● Dataset excerpts:
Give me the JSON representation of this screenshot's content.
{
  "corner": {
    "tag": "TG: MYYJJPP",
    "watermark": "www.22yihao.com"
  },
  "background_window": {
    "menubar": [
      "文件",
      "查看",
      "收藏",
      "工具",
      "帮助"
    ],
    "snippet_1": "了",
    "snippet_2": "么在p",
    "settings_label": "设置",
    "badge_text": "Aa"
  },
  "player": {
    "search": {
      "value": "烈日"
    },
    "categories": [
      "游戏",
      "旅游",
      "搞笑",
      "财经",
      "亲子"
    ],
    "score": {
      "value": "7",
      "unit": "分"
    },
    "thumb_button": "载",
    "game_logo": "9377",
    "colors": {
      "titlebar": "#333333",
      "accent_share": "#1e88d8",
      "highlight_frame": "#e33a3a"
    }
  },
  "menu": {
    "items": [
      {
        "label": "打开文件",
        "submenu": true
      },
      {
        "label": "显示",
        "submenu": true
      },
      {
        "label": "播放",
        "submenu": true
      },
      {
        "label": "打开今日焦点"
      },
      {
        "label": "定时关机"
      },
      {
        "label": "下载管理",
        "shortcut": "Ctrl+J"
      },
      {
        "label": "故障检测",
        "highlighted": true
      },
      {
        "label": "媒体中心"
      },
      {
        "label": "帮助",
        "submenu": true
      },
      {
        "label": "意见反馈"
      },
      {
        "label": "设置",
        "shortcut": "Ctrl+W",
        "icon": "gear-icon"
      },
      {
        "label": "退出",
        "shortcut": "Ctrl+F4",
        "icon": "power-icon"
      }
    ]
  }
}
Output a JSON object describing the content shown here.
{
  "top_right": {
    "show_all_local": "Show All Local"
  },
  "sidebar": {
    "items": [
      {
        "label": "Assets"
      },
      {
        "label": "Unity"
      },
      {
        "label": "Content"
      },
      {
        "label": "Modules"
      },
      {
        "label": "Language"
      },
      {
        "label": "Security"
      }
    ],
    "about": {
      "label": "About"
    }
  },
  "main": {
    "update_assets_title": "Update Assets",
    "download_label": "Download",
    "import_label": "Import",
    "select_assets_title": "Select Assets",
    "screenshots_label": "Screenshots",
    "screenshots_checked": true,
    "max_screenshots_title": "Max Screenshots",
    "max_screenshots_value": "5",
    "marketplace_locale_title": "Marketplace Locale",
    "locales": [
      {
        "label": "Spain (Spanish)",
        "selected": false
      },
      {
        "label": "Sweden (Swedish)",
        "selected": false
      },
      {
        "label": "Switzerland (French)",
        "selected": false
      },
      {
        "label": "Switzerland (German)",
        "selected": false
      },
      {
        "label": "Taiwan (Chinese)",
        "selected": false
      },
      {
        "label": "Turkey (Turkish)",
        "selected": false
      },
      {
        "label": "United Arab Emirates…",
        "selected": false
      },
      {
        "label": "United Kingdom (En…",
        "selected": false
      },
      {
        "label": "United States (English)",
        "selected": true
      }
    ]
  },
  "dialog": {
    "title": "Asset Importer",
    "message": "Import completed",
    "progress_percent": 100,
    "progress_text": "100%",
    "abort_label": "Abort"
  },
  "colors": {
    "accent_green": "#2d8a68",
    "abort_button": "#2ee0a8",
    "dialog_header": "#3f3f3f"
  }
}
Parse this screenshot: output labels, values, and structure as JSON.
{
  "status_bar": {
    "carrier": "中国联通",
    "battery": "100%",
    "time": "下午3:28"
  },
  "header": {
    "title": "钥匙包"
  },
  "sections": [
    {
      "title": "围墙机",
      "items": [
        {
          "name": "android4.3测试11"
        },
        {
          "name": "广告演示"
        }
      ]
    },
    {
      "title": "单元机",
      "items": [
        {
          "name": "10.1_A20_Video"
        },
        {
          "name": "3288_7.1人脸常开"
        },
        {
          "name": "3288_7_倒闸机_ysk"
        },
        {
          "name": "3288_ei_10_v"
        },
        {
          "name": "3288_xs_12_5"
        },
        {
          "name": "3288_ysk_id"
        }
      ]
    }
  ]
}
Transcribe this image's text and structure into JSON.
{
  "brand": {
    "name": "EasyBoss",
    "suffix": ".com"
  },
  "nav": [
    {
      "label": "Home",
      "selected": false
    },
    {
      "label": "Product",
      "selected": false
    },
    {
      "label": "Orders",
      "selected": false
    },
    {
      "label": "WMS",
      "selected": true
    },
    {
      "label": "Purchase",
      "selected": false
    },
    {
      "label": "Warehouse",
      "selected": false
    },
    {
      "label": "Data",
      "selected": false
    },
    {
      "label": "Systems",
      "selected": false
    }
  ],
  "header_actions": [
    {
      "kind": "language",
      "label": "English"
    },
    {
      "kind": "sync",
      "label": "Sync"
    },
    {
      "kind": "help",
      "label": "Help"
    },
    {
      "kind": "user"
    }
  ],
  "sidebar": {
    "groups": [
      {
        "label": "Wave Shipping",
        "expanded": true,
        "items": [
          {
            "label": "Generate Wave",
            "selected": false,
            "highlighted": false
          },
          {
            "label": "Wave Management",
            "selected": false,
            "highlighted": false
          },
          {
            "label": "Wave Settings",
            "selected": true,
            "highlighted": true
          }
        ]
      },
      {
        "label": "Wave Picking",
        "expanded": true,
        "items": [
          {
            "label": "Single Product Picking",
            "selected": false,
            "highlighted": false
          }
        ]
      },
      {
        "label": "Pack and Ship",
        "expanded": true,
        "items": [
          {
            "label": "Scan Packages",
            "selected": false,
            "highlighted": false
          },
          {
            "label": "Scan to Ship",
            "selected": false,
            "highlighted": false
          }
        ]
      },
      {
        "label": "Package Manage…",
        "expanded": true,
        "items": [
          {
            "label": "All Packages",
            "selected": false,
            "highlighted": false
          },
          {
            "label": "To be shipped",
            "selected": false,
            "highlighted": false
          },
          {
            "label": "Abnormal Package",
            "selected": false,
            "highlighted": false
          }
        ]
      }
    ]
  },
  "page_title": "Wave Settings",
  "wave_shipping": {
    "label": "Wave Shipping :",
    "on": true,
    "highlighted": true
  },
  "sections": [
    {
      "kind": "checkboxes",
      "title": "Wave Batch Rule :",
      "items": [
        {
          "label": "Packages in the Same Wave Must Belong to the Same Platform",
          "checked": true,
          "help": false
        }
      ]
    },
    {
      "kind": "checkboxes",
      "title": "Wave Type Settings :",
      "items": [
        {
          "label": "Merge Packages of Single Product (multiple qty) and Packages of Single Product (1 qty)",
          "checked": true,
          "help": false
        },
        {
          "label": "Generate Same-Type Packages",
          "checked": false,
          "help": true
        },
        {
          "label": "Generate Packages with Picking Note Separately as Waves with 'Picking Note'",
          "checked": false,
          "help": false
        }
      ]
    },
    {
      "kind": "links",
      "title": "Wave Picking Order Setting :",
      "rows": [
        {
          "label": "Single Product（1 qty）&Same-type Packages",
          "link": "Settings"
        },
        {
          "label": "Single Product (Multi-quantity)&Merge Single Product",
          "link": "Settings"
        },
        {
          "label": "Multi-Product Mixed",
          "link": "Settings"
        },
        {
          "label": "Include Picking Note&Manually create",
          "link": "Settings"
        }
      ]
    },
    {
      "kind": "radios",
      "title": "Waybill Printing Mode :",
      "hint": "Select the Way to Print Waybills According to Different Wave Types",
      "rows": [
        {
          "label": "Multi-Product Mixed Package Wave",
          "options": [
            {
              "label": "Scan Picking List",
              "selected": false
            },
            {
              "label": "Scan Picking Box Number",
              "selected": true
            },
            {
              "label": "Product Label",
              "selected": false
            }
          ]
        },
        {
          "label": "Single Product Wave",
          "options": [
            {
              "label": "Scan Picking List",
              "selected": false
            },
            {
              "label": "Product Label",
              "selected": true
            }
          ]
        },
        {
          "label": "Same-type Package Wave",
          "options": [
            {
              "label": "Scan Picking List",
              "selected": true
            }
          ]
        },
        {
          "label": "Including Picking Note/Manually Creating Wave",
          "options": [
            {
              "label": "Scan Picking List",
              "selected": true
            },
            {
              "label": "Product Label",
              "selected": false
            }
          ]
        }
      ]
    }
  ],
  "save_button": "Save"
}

● Goal of the exercise: Each line in the data that holds the string "Picking" should be found and copied.

● Output for this task:
        "label": "Wave Picking",
            "label": "Single Product Picking",
          "label": "Generate Packages with Picking Note Separately as Waves with 'Picking Note'",
      "title": "Wave Picking Order Setting :",
          "label": "Include Picking Note&Manually create",
              "label": "Scan Picking List",
              "label": "Scan Picking Box Number",
              "label": "Scan Picking List",
              "label": "Scan Picking List",
          "label": "Including Picking Note/Manually Creating Wave",
              "label": "Scan Picking List",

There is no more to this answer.